• [Extrait choisi]
□ □ □ □

Le gouvernement "fait le pari que les gens sont majoritairement vaccinés et que les cas sont moins graves", ajoute le biologiste. "Je ne suis pas sûr que cette stratégie soit la bonne, mais on peut essayer", concède toutefois Lionel Barrand.

Les labos "déjà débordés"

Sur le plan des ressources humaines, François Blanchecotte, président du Syndicat des biologistes, estime que la situation va se tendre car les laboratoires sont "déjà débordés". "On nous rajoute, pour une raison économique de retour au travail, de faire des tests complémentaires", juge le biologiste auprès de BFMTV.com.

"Quand vous êtes vacciné, vous allez avoir un dépistage à 5 jours, ça va faire revenir beaucoup de gens dans nos labos avec beaucoup de gens qui seront encore positifs", juge François Blanchecotte. "On sait nous que quand vous êtes positifs, souvent, 5 jours ou 7 plus tard, vous portez encore le virus, ça va nous donner du travail en plus."

□ □ □ □

• [Données d'analyse de mise en page de documents]
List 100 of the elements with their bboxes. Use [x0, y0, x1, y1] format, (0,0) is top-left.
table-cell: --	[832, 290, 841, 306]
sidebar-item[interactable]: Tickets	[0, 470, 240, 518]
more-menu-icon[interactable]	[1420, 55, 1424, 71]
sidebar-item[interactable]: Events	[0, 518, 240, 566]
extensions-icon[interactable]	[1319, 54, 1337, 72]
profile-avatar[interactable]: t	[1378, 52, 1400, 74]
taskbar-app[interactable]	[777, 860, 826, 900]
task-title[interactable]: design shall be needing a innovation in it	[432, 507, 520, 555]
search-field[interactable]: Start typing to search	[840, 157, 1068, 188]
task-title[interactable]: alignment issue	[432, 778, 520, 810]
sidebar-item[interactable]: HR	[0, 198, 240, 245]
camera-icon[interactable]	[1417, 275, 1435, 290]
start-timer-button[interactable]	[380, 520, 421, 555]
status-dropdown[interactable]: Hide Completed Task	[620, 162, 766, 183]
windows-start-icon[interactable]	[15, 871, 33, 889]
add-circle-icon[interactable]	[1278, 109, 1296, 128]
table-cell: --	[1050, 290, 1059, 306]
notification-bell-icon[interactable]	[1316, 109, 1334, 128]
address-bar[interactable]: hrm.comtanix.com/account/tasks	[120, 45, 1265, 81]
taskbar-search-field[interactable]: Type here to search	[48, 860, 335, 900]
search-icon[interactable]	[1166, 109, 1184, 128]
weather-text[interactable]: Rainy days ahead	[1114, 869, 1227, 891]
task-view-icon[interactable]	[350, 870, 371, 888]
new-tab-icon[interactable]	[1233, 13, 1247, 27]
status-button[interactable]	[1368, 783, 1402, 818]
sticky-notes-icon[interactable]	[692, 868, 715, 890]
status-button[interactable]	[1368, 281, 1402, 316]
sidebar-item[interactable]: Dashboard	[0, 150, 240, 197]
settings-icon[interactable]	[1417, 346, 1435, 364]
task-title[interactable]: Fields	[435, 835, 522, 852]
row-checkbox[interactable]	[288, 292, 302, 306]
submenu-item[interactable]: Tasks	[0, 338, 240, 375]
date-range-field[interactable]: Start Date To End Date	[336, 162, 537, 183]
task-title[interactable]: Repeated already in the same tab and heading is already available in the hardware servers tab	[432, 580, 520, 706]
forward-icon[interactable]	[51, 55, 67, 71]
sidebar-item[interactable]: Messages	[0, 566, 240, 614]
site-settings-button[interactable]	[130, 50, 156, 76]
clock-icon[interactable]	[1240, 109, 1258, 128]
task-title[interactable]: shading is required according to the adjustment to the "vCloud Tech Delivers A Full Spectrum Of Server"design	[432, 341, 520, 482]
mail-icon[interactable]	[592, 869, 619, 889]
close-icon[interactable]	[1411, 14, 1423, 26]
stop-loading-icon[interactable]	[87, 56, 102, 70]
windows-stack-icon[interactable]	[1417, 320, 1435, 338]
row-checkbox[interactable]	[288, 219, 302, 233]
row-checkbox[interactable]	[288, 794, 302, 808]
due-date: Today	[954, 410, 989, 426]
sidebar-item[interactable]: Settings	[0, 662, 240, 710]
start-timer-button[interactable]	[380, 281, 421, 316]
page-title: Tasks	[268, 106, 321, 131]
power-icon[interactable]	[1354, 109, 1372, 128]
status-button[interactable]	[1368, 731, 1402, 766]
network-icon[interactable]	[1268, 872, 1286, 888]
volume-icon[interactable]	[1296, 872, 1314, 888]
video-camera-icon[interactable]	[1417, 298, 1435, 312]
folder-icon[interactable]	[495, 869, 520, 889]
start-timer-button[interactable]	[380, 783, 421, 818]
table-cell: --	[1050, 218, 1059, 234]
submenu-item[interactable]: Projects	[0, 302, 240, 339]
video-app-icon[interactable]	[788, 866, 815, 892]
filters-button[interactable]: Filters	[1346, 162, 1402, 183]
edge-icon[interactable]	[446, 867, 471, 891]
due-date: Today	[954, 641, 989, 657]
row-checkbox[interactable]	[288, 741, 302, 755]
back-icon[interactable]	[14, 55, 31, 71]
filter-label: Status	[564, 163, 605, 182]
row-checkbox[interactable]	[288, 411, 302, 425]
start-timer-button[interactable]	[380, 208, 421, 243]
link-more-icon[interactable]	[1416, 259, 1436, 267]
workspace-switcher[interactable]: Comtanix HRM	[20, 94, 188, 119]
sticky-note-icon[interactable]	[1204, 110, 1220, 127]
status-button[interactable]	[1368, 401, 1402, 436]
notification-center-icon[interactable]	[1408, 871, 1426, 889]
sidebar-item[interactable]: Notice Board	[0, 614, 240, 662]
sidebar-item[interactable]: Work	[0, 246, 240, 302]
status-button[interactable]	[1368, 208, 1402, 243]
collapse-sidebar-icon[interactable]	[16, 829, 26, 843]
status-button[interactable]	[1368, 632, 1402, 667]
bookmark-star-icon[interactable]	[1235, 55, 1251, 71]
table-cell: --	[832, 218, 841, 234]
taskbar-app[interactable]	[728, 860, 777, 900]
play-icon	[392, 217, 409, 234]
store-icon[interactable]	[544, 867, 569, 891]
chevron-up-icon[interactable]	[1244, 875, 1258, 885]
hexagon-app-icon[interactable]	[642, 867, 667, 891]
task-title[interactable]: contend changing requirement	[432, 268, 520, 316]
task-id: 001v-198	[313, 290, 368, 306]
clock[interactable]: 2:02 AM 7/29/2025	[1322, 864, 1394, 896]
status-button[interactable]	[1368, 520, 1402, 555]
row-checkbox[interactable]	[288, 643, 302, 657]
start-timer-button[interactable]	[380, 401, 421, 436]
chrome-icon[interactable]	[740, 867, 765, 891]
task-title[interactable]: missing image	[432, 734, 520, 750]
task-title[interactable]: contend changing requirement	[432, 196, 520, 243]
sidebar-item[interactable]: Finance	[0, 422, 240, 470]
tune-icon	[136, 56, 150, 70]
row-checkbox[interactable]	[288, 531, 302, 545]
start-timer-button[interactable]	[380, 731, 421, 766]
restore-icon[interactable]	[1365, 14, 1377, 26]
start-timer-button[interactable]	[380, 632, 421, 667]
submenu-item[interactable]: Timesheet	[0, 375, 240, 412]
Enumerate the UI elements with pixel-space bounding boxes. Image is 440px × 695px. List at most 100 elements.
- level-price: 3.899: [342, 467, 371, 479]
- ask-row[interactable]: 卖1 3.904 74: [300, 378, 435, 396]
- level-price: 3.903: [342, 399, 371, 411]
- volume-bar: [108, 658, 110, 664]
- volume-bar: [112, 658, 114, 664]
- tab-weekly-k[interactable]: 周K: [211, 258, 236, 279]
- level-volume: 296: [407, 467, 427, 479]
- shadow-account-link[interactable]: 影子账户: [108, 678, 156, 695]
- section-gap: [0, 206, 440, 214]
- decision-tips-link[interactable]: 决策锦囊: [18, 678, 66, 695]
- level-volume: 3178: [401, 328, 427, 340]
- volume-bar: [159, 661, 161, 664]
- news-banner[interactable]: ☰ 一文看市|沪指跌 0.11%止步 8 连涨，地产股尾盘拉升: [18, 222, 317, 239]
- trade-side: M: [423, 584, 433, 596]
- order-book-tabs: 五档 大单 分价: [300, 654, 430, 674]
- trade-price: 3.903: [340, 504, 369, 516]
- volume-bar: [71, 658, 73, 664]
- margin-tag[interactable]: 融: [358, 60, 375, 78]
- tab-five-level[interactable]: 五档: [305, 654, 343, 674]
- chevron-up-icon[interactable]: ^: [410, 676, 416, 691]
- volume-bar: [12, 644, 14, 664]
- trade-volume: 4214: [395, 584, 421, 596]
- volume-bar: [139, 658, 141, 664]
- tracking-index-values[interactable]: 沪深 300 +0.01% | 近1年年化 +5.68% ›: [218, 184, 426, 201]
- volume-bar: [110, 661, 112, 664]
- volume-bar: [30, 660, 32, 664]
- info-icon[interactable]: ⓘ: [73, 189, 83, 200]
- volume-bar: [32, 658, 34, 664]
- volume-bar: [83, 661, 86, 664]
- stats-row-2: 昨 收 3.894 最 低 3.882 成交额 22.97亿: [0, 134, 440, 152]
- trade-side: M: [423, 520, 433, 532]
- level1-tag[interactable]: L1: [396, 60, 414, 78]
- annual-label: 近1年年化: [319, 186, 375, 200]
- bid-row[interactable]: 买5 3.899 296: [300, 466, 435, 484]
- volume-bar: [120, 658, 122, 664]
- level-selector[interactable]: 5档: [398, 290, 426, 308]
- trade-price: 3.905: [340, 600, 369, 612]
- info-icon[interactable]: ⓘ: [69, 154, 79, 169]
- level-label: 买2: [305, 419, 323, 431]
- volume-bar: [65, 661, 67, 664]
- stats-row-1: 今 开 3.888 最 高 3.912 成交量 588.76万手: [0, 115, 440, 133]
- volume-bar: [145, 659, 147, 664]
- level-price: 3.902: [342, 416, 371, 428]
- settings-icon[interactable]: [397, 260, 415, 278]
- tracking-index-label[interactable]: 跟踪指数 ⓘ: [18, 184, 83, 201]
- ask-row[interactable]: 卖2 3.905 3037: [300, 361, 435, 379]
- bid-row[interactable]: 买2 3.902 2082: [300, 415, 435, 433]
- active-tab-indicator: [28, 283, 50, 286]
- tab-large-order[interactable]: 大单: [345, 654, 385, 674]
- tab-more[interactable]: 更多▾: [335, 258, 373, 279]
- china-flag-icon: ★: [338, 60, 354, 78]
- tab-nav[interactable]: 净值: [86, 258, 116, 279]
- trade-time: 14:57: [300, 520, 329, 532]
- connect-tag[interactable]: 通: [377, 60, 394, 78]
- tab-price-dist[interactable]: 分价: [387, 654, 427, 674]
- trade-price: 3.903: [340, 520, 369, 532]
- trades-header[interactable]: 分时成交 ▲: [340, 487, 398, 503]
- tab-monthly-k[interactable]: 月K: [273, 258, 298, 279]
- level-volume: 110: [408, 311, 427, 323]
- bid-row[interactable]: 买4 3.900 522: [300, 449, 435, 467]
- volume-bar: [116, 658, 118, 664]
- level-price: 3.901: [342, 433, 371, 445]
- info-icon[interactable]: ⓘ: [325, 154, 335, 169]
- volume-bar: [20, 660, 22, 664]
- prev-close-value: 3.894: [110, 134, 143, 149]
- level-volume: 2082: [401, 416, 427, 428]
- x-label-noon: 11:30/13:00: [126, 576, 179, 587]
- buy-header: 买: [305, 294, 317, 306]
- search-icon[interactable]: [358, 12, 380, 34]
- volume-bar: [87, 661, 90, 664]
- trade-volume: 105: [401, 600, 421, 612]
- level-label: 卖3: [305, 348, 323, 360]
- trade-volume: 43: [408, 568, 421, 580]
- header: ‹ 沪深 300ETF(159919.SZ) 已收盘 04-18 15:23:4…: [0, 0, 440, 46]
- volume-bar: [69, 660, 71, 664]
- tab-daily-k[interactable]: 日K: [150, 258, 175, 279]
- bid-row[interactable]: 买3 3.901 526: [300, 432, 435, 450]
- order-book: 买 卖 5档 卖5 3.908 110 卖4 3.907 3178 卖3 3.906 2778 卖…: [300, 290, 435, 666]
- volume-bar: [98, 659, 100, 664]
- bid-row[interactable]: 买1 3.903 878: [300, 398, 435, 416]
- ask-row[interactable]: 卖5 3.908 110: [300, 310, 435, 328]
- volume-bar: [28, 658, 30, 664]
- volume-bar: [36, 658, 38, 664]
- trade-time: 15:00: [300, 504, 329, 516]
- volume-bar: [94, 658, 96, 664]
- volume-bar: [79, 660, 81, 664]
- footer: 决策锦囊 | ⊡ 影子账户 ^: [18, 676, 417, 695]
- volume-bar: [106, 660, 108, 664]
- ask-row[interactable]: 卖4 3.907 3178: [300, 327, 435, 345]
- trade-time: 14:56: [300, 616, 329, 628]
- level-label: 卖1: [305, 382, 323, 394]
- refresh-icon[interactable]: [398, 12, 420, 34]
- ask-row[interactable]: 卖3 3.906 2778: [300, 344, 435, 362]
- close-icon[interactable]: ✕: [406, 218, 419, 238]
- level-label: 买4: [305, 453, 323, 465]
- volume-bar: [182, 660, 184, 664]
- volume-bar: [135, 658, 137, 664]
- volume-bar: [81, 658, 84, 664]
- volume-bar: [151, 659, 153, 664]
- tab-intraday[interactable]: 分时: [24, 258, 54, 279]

□ □ □ □

• [Travail demandé]
1. Résumez l'extrait choisi en deux phrases.
2. Dressez la liste de tous les noms de personnes, d'organisations et de médias mentionnés dans l'extrait choisi.
3. D'après l'extrait choisi, quelle fonction François Blanchecotte occupe-t-il ?

• [Réponses proposées]
1. Lionel Barrand doute que le pari du gouvernement, fondé sur une population majoritairement vaccinée et des cas moins graves, soit la bonne stratégie, tout en concédant qu'on peut l'essayer. François Blanchecotte, président du Syndicat des biologistes, estime que la situation va se tendre dans des laboratoires déjà débordés, car le dépistage à 5 jours des personnes vaccinées y fera revenir beaucoup de gens, dont beaucoup seront encore positifs.

2.
- Lionel Barrand
- François Blanchecotte
- Syndicat des biologistes
- BFMTV.com

3. Il est président du Syndicat des biologistes.